GIVEN PROBLEM: Write out all the material exactly. Leave nothing out.

━━ PROVIDED RECORDS ━━

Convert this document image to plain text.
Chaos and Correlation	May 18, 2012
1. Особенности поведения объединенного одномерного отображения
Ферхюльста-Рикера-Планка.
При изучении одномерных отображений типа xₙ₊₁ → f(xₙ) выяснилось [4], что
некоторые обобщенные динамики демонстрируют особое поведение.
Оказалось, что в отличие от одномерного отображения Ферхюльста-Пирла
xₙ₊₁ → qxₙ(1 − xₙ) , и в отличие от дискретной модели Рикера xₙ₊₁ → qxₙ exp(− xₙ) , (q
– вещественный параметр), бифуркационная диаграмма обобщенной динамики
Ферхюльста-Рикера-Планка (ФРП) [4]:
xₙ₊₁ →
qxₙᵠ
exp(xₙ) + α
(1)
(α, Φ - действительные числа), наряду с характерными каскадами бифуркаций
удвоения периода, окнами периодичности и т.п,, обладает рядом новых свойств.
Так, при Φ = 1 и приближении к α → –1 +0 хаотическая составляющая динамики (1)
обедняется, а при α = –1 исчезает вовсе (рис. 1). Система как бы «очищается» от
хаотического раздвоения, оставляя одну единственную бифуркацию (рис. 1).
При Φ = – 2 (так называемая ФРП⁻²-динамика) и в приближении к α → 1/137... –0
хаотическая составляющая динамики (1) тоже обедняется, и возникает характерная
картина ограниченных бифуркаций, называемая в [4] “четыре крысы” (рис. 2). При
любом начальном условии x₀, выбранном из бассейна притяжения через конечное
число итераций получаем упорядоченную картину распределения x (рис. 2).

━━━

ANSWER TO THE TASK:
Convert this document image to plain text.
Chaos and Correlation	May 18, 2012
1. Особенности поведения объединенного одномерного отображения
Ферхюльста-Рикера-Планка.
При изучении одномерных отображений типа xₙ₊₁ → f(xₙ) выяснилось [4], что
некоторые обобщенные динамики демонстрируют особое поведение.
Оказалось, что в отличие от одномерного отображения Ферхюльста-Пирла
xₙ₊₁ → qxₙ(1 − xₙ) , и в отличие от дискретной модели Рикера xₙ₊₁ → qxₙ exp(− xₙ) , (q
– вещественный параметр), бифуркационная диаграмма обобщенной динамики
Ферхюльста-Рикера-Планка (ФРП) [4]:
xₙ₊₁ →
qxₙᵠ
exp(xₙ) + α
(1)
(α, Φ - действительные числа), наряду с характерными каскадами бифуркаций
удвоения периода, окнами периодичности и т.п,, обладает рядом новых свойств.
Так, при Φ = 1 и приближении к α → –1 +0 хаотическая составляющая динамики (1)
обедняется, а при α = –1 исчезает вовсе (рис. 1). Система как бы «очищается» от
хаотического раздвоения, оставляя одну единственную бифуркацию (рис. 1).
При Φ = – 2 (так называемая ФРП⁻²-динамика) и в приближении к α → 1/137... –0
хаотическая составляющая динамики (1) тоже обедняется, и возникает характерная
картина ограниченных бифуркаций, называемая в [4] “четыре крысы” (рис. 2). При
любом начальном условии x₀, выбранном из бассейна притяжения через конечное
число итераций получаем упорядоченную картину распределения x (рис. 2).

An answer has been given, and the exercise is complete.